WHAT IS NEEDED: Write the entries below out again exactly; any picture in them stays out.

DATA ROWS:

===============

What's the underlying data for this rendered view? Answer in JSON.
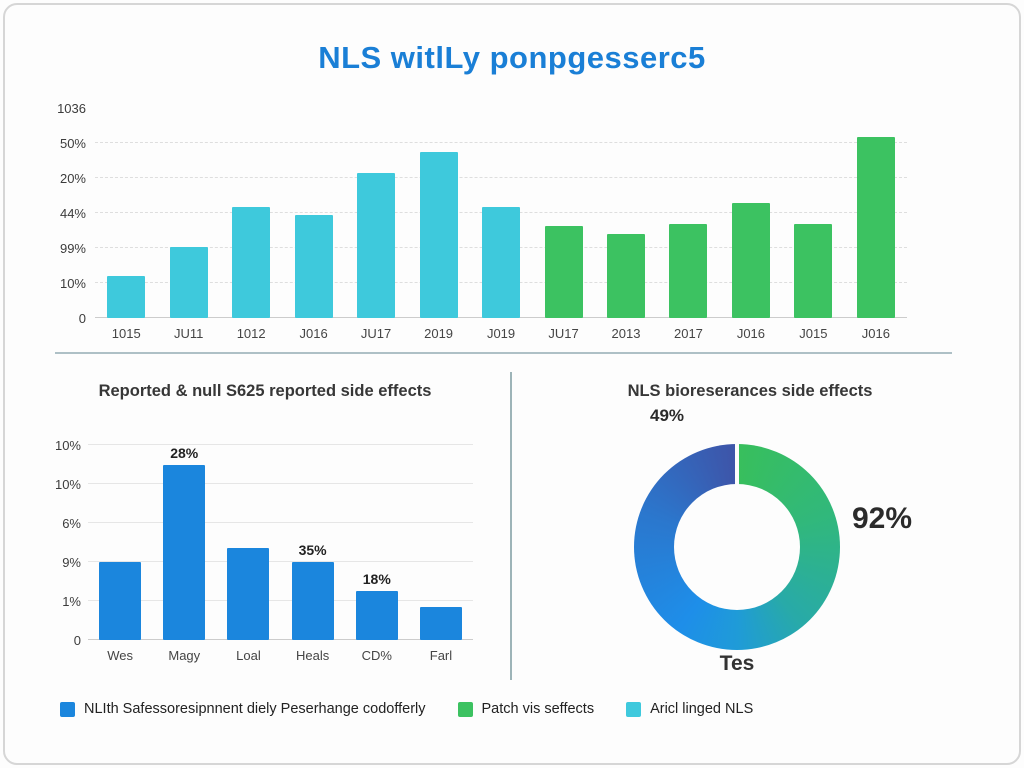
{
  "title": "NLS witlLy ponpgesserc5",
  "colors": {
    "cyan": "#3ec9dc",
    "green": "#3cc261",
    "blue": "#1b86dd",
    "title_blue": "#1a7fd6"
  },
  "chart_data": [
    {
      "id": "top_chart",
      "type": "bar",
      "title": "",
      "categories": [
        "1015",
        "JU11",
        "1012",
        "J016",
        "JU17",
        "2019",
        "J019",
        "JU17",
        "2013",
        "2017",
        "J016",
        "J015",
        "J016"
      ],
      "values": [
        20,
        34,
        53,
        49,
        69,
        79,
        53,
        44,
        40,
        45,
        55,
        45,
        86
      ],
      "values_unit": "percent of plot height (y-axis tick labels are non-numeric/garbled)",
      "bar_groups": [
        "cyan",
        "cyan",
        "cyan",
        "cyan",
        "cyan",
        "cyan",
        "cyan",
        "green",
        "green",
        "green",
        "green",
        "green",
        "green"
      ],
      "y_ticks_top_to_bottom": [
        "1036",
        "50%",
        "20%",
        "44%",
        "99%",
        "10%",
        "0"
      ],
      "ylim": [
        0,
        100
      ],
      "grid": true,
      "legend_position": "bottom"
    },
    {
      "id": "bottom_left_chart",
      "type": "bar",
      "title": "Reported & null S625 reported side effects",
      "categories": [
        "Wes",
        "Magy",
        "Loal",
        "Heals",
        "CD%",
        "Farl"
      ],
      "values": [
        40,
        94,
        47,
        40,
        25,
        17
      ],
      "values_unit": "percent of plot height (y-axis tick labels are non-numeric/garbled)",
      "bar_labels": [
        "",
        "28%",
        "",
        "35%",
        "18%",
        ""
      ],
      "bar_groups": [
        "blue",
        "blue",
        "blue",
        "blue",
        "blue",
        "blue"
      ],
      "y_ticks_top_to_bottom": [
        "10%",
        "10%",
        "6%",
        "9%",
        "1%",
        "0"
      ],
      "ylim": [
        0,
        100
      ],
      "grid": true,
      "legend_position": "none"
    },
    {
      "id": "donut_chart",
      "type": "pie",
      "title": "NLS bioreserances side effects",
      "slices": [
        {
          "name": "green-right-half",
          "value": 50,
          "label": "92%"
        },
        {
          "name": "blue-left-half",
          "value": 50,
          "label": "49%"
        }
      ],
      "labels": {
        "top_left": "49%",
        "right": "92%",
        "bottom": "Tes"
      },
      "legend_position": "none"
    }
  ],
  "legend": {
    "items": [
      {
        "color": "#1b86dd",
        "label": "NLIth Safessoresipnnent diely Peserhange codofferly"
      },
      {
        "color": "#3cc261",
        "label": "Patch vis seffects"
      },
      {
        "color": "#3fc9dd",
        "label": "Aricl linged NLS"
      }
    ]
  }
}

===============

EXERCISE ANSWER:
What's the underlying data for this rendered view? Answer in JSON.
{
  "title": "NLS witlLy ponpgesserc5",
  "colors": {
    "cyan": "#3ec9dc",
    "green": "#3cc261",
    "blue": "#1b86dd",
    "title_blue": "#1a7fd6"
  },
  "chart_data": [
    {
      "id": "top_chart",
      "type": "bar",
      "title": "",
      "categories": [
        "1015",
        "JU11",
        "1012",
        "J016",
        "JU17",
        "2019",
        "J019",
        "JU17",
        "2013",
        "2017",
        "J016",
        "J015",
        "J016"
      ],
      "values": [
        20,
        34,
        53,
        49,
        69,
        79,
        53,
        44,
        40,
        45,
        55,
        45,
        86
      ],
      "values_unit": "percent of plot height (y-axis tick labels are non-numeric/garbled)",
      "bar_groups": [
        "cyan",
        "cyan",
        "cyan",
        "cyan",
        "cyan",
        "cyan",
        "cyan",
        "green",
        "green",
        "green",
        "green",
        "green",
        "green"
      ],
      "y_ticks_top_to_bottom": [
        "1036",
        "50%",
        "20%",
        "44%",
        "99%",
        "10%",
        "0"
      ],
      "ylim": [
        0,
        100
      ],
      "grid": true,
      "legend_position": "bottom"
    },
    {
      "id": "bottom_left_chart",
      "type": "bar",
      "title": "Reported & null S625 reported side effects",
      "categories": [
        "Wes",
        "Magy",
        "Loal",
        "Heals",
        "CD%",
        "Farl"
      ],
      "values": [
        40,
        94,
        47,
        40,
        25,
        17
      ],
      "values_unit": "percent of plot height (y-axis tick labels are non-numeric/garbled)",
      "bar_labels": [
        "",
        "28%",
        "",
        "35%",
        "18%",
        ""
      ],
      "bar_groups": [
        "blue",
        "blue",
        "blue",
        "blue",
        "blue",
        "blue"
      ],
      "y_ticks_top_to_bottom": [
        "10%",
        "10%",
        "6%",
        "9%",
        "1%",
        "0"
      ],
      "ylim": [
        0,
        100
      ],
      "grid": true,
      "legend_position": "none"
    },
    {
      "id": "donut_chart",
      "type": "pie",
      "title": "NLS bioreserances side effects",
      "slices": [
        {
          "name": "green-right-half",
          "value": 50,
          "label": "92%"
        },
        {
          "name": "blue-left-half",
          "value": 50,
          "label": "49%"
        }
      ],
      "labels": {
        "top_left": "49%",
        "right": "92%",
        "bottom": "Tes"
      },
      "legend_position": "none"
    }
  ],
  "legend": {
    "items": [
      {
        "color": "#1b86dd",
        "label": "NLIth Safessoresipnnent diely Peserhange codofferly"
      },
      {
        "color": "#3cc261",
        "label": "Patch vis seffects"
      },
      {
        "color": "#3fc9dd",
        "label": "Aricl linged NLS"
      }
    ]
  }
}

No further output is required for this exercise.